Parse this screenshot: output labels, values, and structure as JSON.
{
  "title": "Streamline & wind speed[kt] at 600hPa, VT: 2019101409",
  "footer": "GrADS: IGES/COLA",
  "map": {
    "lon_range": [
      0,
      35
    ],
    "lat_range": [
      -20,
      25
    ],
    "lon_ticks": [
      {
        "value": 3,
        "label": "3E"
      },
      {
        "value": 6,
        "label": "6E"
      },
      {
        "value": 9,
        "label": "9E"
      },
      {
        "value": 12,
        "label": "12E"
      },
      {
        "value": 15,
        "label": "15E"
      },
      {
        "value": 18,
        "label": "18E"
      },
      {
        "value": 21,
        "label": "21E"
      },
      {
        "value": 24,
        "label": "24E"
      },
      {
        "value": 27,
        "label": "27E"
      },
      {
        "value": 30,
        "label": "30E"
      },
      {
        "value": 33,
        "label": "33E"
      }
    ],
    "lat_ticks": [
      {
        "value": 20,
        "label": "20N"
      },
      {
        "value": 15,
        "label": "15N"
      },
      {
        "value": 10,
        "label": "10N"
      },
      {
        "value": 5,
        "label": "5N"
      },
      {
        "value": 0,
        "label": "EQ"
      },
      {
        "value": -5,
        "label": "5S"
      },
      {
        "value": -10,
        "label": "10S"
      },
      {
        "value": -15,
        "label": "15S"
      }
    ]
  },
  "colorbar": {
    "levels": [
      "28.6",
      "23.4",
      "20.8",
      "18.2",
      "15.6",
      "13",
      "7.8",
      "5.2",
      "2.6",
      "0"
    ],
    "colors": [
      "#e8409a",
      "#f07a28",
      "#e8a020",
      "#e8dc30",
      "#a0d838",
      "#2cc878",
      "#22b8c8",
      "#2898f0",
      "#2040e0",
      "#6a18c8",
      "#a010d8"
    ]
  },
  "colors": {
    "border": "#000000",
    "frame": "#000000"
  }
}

WORK REQUIRED:
Copy out the material word for word and line for line.

SOLUTION FOR THIS PROBLEM:
Parse this screenshot: output labels, values, and structure as JSON.
{
  "title": "Streamline & wind speed[kt] at 600hPa, VT: 2019101409",
  "footer": "GrADS: IGES/COLA",
  "map": {
    "lon_range": [
      0,
      35
    ],
    "lat_range": [
      -20,
      25
    ],
    "lon_ticks": [
      {
        "value": 3,
        "label": "3E"
      },
      {
        "value": 6,
        "label": "6E"
      },
      {
        "value": 9,
        "label": "9E"
      },
      {
        "value": 12,
        "label": "12E"
      },
      {
        "value": 15,
        "label": "15E"
      },
      {
        "value": 18,
        "label": "18E"
      },
      {
        "value": 21,
        "label": "21E"
      },
      {
        "value": 24,
        "label": "24E"
      },
      {
        "value": 27,
        "label": "27E"
      },
      {
        "value": 30,
        "label": "30E"
      },
      {
        "value": 33,
        "label": "33E"
      }
    ],
    "lat_ticks": [
      {
        "value": 20,
        "label": "20N"
      },
      {
        "value": 15,
        "label": "15N"
      },
      {
        "value": 10,
        "label": "10N"
      },
      {
        "value": 5,
        "label": "5N"
      },
      {
        "value": 0,
        "label": "EQ"
      },
      {
        "value": -5,
        "label": "5S"
      },
      {
        "value": -10,
        "label": "10S"
      },
      {
        "value": -15,
        "label": "15S"
      }
    ]
  },
  "colorbar": {
    "levels": [
      "28.6",
      "23.4",
      "20.8",
      "18.2",
      "15.6",
      "13",
      "7.8",
      "5.2",
      "2.6",
      "0"
    ],
    "colors": [
      "#e8409a",
      "#f07a28",
      "#e8a020",
      "#e8dc30",
      "#a0d838",
      "#2cc878",
      "#22b8c8",
      "#2898f0",
      "#2040e0",
      "#6a18c8",
      "#a010d8"
    ]
  },
  "colors": {
    "border": "#000000",
    "frame": "#000000"
  }
}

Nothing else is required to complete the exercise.